Read the lines below and count those that have the word "JSON". Respond with the number only.

^^^^

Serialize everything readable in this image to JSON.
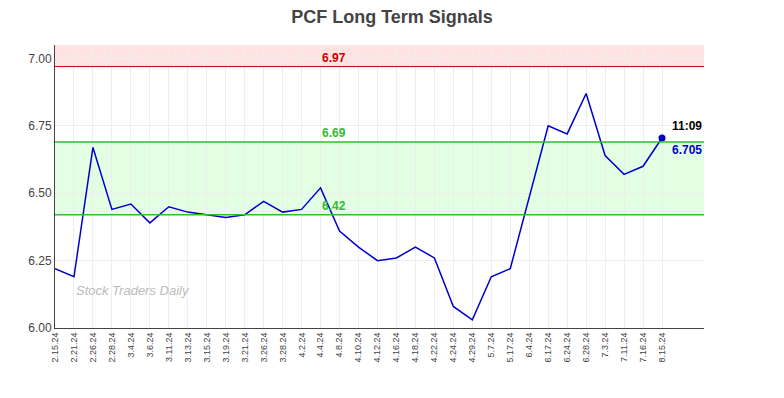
{
  "chart_data": {
    "type": "line",
    "title": "PCF Long Term Signals",
    "categories": [
      "2.15.24",
      "2.21.24",
      "2.26.24",
      "2.28.24",
      "3.4.24",
      "3.6.24",
      "3.11.24",
      "3.13.24",
      "3.15.24",
      "3.19.24",
      "3.21.24",
      "3.26.24",
      "3.28.24",
      "4.2.24",
      "4.4.24",
      "4.8.24",
      "4.10.24",
      "4.12.24",
      "4.16.24",
      "4.18.24",
      "4.22.24",
      "4.24.24",
      "4.29.24",
      "5.7.24",
      "5.17.24",
      "6.4.24",
      "6.17.24",
      "6.24.24",
      "6.28.24",
      "7.3.24",
      "7.11.24",
      "7.16.24",
      "8.15.24"
    ],
    "values": [
      6.22,
      6.19,
      6.67,
      6.44,
      6.46,
      6.39,
      6.45,
      6.43,
      6.42,
      6.41,
      6.42,
      6.47,
      6.43,
      6.44,
      6.52,
      6.36,
      6.3,
      6.25,
      6.26,
      6.3,
      6.26,
      6.08,
      6.03,
      6.19,
      6.22,
      6.48,
      6.75,
      6.72,
      6.87,
      6.64,
      6.57,
      6.6,
      6.705
    ],
    "color": "#0000cc",
    "ylim": [
      6.0,
      7.05
    ],
    "yticks": [
      {
        "value": 6.0,
        "label": "6.00"
      },
      6.25,
      {
        "value": 6.5,
        "label": "6.50"
      },
      6.75,
      {
        "value": 7.0,
        "label": "7.00"
      }
    ],
    "grid": true,
    "reference_lines": [
      {
        "value": 6.97,
        "color": "#cc0000"
      },
      {
        "value": 6.69,
        "color": "#33bb33"
      },
      {
        "value": 6.42,
        "color": "#33bb33"
      }
    ],
    "bands": [
      {
        "from": 6.97,
        "to": 7.05,
        "color": "#ffcccc"
      },
      {
        "from": 6.42,
        "to": 6.69,
        "color": "#ccffcc"
      }
    ],
    "last_point": {
      "label": "11:09",
      "value": 6.705,
      "color": "#0000cc"
    },
    "watermark": "Stock Traders Daily"
  }
}
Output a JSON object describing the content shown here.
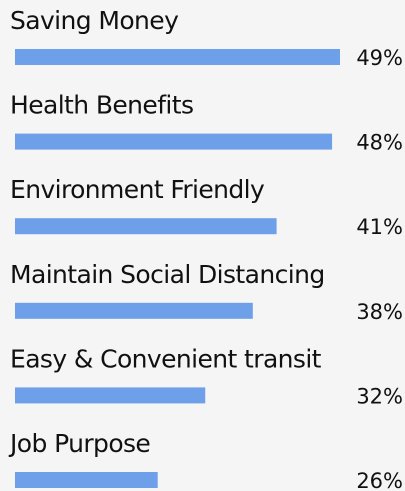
{
  "chart_data": {
    "type": "bar",
    "orientation": "horizontal",
    "categories": [
      "Saving Money",
      "Health Benefits",
      "Environment Friendly",
      "Maintain Social Distancing",
      "Easy & Convenient transit",
      "Job Purpose"
    ],
    "values": [
      49,
      48,
      41,
      38,
      32,
      26
    ],
    "value_labels": [
      "49%",
      "48%",
      "41%",
      "38%",
      "32%",
      "26%"
    ],
    "color": "#6ea0ea",
    "xlim": [
      8,
      49
    ]
  }
}
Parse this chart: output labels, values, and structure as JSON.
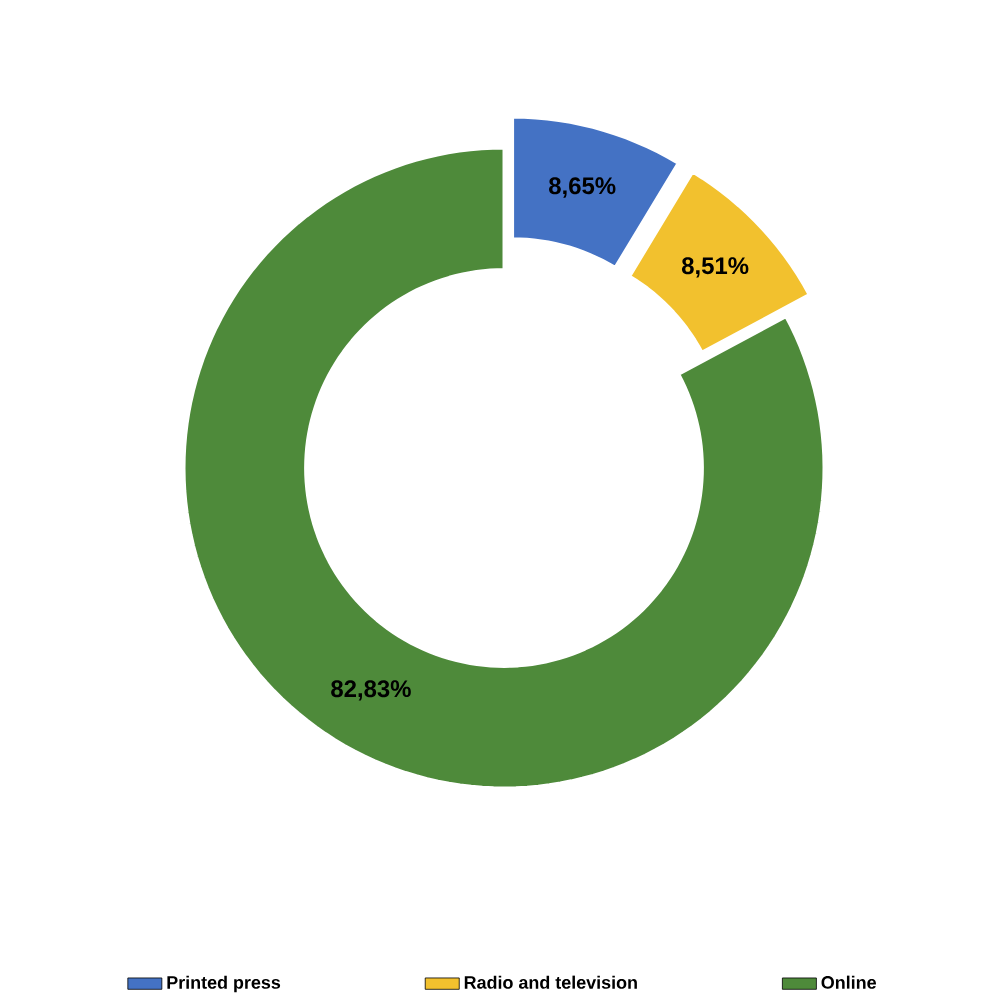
{
  "chart_data": {
    "type": "donut",
    "categories": [
      "Printed press",
      "Radio and television",
      "Online"
    ],
    "values": [
      8.65,
      8.51,
      82.83
    ],
    "colors": [
      "#4472c4",
      "#f2c12e",
      "#4e8a3a"
    ],
    "value_labels": [
      "8,65%",
      "8,51%",
      "82,83%"
    ],
    "legend": "bottom"
  }
}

^^^^

Finished answer:
3